— start of Data lines —

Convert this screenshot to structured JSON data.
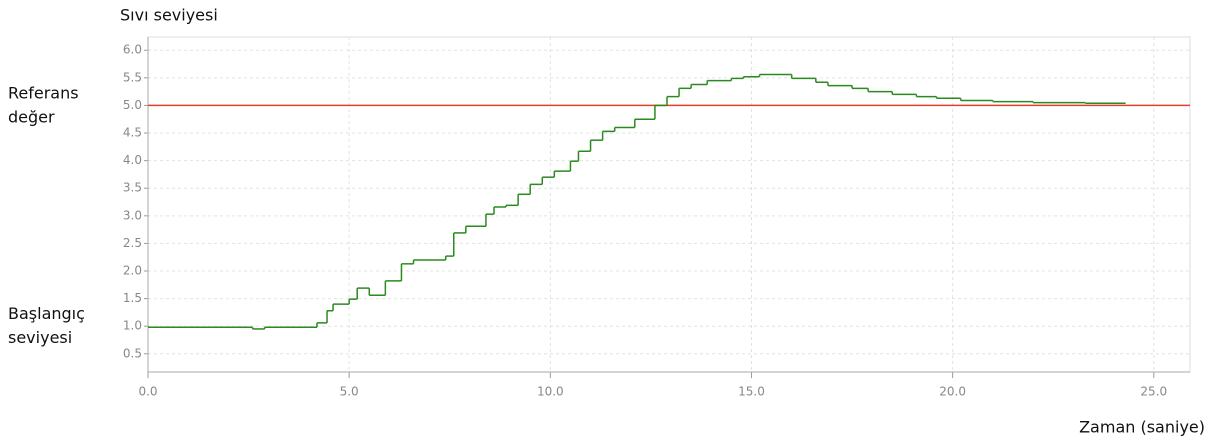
{
  "chart_data": {
    "type": "step",
    "title": "Sıvı seviyesi",
    "xlabel": "Zaman (saniye)",
    "annotations": [
      {
        "text": "Referans değer",
        "y": 5.0
      },
      {
        "text": "Başlangıç seviyesi",
        "y": 1.0
      }
    ],
    "reference_line": {
      "y": 5.0,
      "color": "#e0402a"
    },
    "x": [
      0,
      2.6,
      2.9,
      4.2,
      4.45,
      4.6,
      5.0,
      5.2,
      5.5,
      5.9,
      6.3,
      6.6,
      7.4,
      7.6,
      7.9,
      8.4,
      8.6,
      8.9,
      9.2,
      9.5,
      9.8,
      10.1,
      10.5,
      10.7,
      11.0,
      11.3,
      11.6,
      12.1,
      12.6,
      12.9,
      13.2,
      13.5,
      13.9,
      14.5,
      14.8,
      15.2,
      16.0,
      16.6,
      16.9,
      17.5,
      17.9,
      18.5,
      19.1,
      19.6,
      20.2,
      21.0,
      22.0,
      23.3,
      24.3
    ],
    "series": [
      {
        "name": "Sıvı seviyesi",
        "color": "#2a8a1f",
        "values": [
          0.98,
          0.95,
          0.98,
          1.06,
          1.28,
          1.4,
          1.49,
          1.69,
          1.56,
          1.82,
          2.13,
          2.2,
          2.27,
          2.69,
          2.81,
          3.03,
          3.16,
          3.19,
          3.39,
          3.57,
          3.7,
          3.81,
          3.99,
          4.17,
          4.37,
          4.53,
          4.6,
          4.75,
          5.0,
          5.16,
          5.31,
          5.38,
          5.45,
          5.49,
          5.52,
          5.56,
          5.49,
          5.42,
          5.36,
          5.31,
          5.25,
          5.2,
          5.16,
          5.13,
          5.09,
          5.07,
          5.05,
          5.04,
          5.04
        ]
      }
    ],
    "xlim": [
      0,
      25.9
    ],
    "ylim": [
      0.17,
      6.24
    ],
    "xticks": [
      {
        "value": 0,
        "label": "0.0"
      },
      {
        "value": 5,
        "label": "5.0"
      },
      {
        "value": 10,
        "label": "10.0"
      },
      {
        "value": 15,
        "label": "15.0"
      },
      {
        "value": 20,
        "label": "20.0"
      },
      {
        "value": 25,
        "label": "25.0"
      }
    ],
    "yticks": [
      0.5,
      {
        "value": 1,
        "label": "1.0"
      },
      1.5,
      {
        "value": 2,
        "label": "2.0"
      },
      2.5,
      {
        "value": 3,
        "label": "3.0"
      },
      3.5,
      {
        "value": 4,
        "label": "4.0"
      },
      4.5,
      {
        "value": 5,
        "label": "5.0"
      },
      5.5,
      {
        "value": 6,
        "label": "6.0"
      }
    ],
    "grid": true
  }
}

— end of Data lines —

Prompt: Which lines include the word "seviyesi"? Copy every one of them.

Task solution:
    "title": "Sıvı seviyesi",
        "text": "Başlangıç seviyesi",
        "name": "Sıvı seviyesi",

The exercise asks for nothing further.